Exercise prompt - Report each line of the data that includes the word "Frillesås".
Start of Listed entries
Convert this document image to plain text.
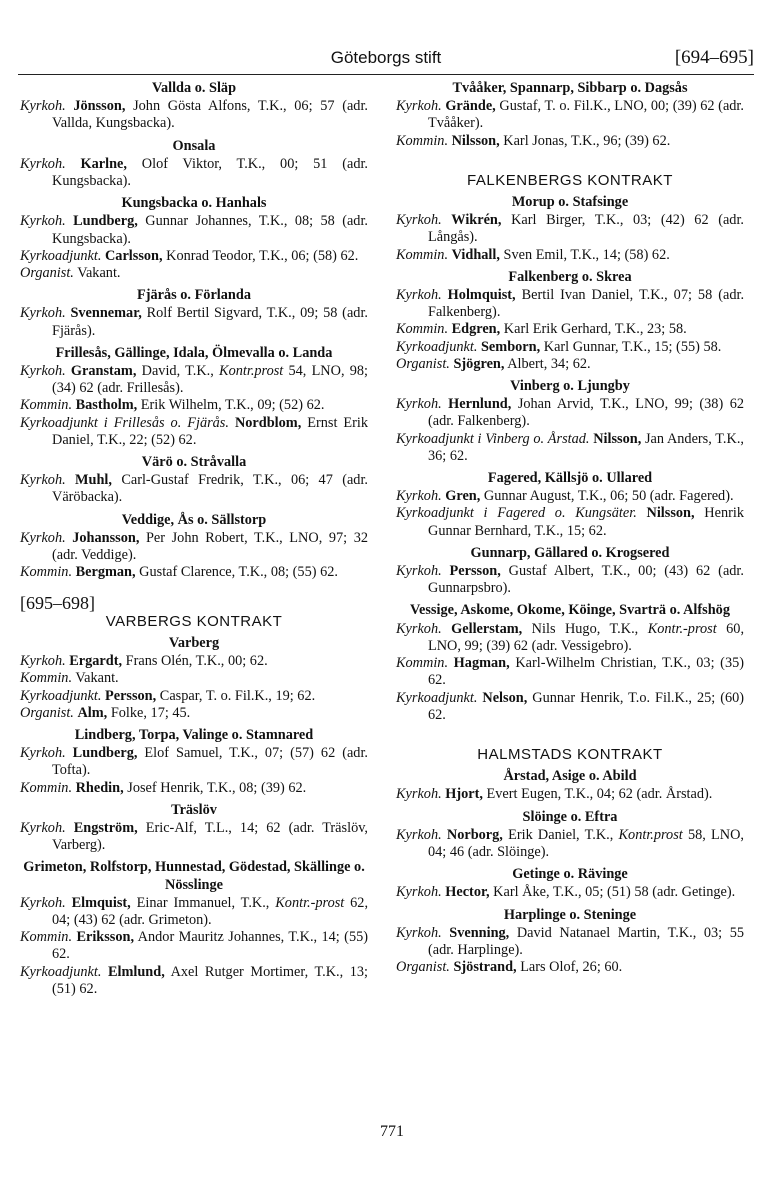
Göteborgs stift	[694–695]
Vallda o. Släp
Kyrkoh. Jönsson, John Gösta Alfons, T.K., 06; 57 (adr. Vallda, Kungsbacka).
Onsala
Kyrkoh. Karlne, Olof Viktor, T.K., 00; 51 (adr. Kungsbacka).
Kungsbacka o. Hanhals
Kyrkoh. Lundberg, Gunnar Johannes, T.K., 08; 58 (adr. Kungsbacka).
Kyrkoadjunkt. Carlsson, Konrad Teodor, T.K., 06; (58) 62.
Organist. Vakant.
Fjärås o. Förlanda
Kyrkoh. Svennemar, Rolf Bertil Sigvard, T.K., 09; 58 (adr. Fjärås).
Frillesås, Gällinge, Idala, Ölmevalla o. Landa
Kyrkoh. Granstam, David, T.K., Kontr.prost 54, LNO, 98; (34) 62 (adr. Frillesås).
Kommin. Bastholm, Erik Wilhelm, T.K., 09; (52) 62.
Kyrkoadjunkt i Frillesås o. Fjärås. Nordblom, Ernst Erik Daniel, T.K., 22; (52) 62.
Värö o. Stråvalla
Kyrkoh. Muhl, Carl-Gustaf Fredrik, T.K., 06; 47 (adr. Väröbacka).
Veddige, Ås o. Sällstorp
Kyrkoh. Johansson, Per John Robert, T.K., LNO, 97; 32 (adr. Veddige).
Kommin. Bergman, Gustaf Clarence, T.K., 08; (55) 62.
[695–698]
VARBERGS KONTRAKT
Varberg
Kyrkoh. Ergardt, Frans Olén, T.K., 00; 62.
Kommin. Vakant.
Kyrkoadjunkt. Persson, Caspar, T. o. Fil.K., 19; 62.
Organist. Alm, Folke, 17; 45.
Lindberg, Torpa, Valinge o. Stamnared
Kyrkoh. Lundberg, Elof Samuel, T.K., 07; (57) 62 (adr. Tofta).
Kommin. Rhedin, Josef Henrik, T.K., 08; (39) 62.
Träslöv
Kyrkoh. Engström, Eric-Alf, T.L., 14; 62 (adr. Träslöv, Varberg).
Grimeton, Rolfstorp, Hunnestad, Gödestad, Skällinge o. Nösslinge
Kyrkoh. Elmquist, Einar Immanuel, T.K., Kontr.-prost 62, 04; (43) 62 (adr. Grimeton).
Kommin. Eriksson, Andor Mauritz Johannes, T.K., 14; (55) 62.
Kyrkoadjunkt. Elmlund, Axel Rutger Mortimer, T.K., 13; (51) 62.
Tvååker, Spannarp, Sibbarp o. Dagsås
Kyrkoh. Grände, Gustaf, T. o. Fil.K., LNO, 00; (39) 62 (adr. Tvååker).
Kommin. Nilsson, Karl Jonas, T.K., 96; (39) 62.
FALKENBERGS KONTRAKT
Morup o. Stafsinge
Kyrkoh. Wikrén, Karl Birger, T.K., 03; (42) 62 (adr. Långås).
Kommin. Vidhall, Sven Emil, T.K., 14; (58) 62.
Falkenberg o. Skrea
Kyrkoh. Holmquist, Bertil Ivan Daniel, T.K., 07; 58 (adr. Falkenberg).
Kommin. Edgren, Karl Erik Gerhard, T.K., 23; 58.
Kyrkoadjunkt. Semborn, Karl Gunnar, T.K., 15; (55) 58.
Organist. Sjögren, Albert, 34; 62.
Vinberg o. Ljungby
Kyrkoh. Hernlund, Johan Arvid, T.K., LNO, 99; (38) 62 (adr. Falkenberg).
Kyrkoadjunkt i Vinberg o. Årstad. Nilsson, Jan Anders, T.K., 36; 62.
Fagered, Källsjö o. Ullared
Kyrkoh. Gren, Gunnar August, T.K., 06; 50 (adr. Fagered).
Kyrkoadjunkt i Fagered o. Kungsäter. Nilsson, Henrik Gunnar Bernhard, T.K., 15; 62.
Gunnarp, Gällared o. Krogsered
Kyrkoh. Persson, Gustaf Albert, T.K., 00; (43) 62 (adr. Gunnarpsbro).
Vessige, Askome, Okome, Köinge, Svarträ o. Alfshög
Kyrkoh. Gellerstam, Nils Hugo, T.K., Kontr.-prost 60, LNO, 99; (39) 62 (adr. Vessigebro).
Kommin. Hagman, Karl-Wilhelm Christian, T.K., 03; (35) 62.
Kyrkoadjunkt. Nelson, Gunnar Henrik, T.o. Fil.K., 25; (60) 62.
HALMSTADS KONTRAKT
Årstad, Asige o. Abild
Kyrkoh. Hjort, Evert Eugen, T.K., 04; 62 (adr. Årstad).
Slöinge o. Eftra
Kyrkoh. Norborg, Erik Daniel, T.K., Kontr.prost 58, LNO, 04; 46 (adr. Slöinge).
Getinge o. Rävinge
Kyrkoh. Hector, Karl Åke, T.K., 05; (51) 58 (adr. Getinge).
Harplinge o. Steninge
Kyrkoh. Svenning, David Natanael Martin, T.K., 03; 55 (adr. Harplinge).
Organist. Sjöstrand, Lars Olof, 26; 60.
771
End of Listed entries
Result -
Frillesås, Gällinge, Idala, Ölmevalla o. Landa
Kyrkoh. Granstam, David, T.K., Kontr.prost 54, LNO, 98; (34) 62 (adr. Frillesås).
Kyrkoadjunkt i Frillesås o. Fjärås. Nordblom, Ernst Erik Daniel, T.K., 22; (52) 62.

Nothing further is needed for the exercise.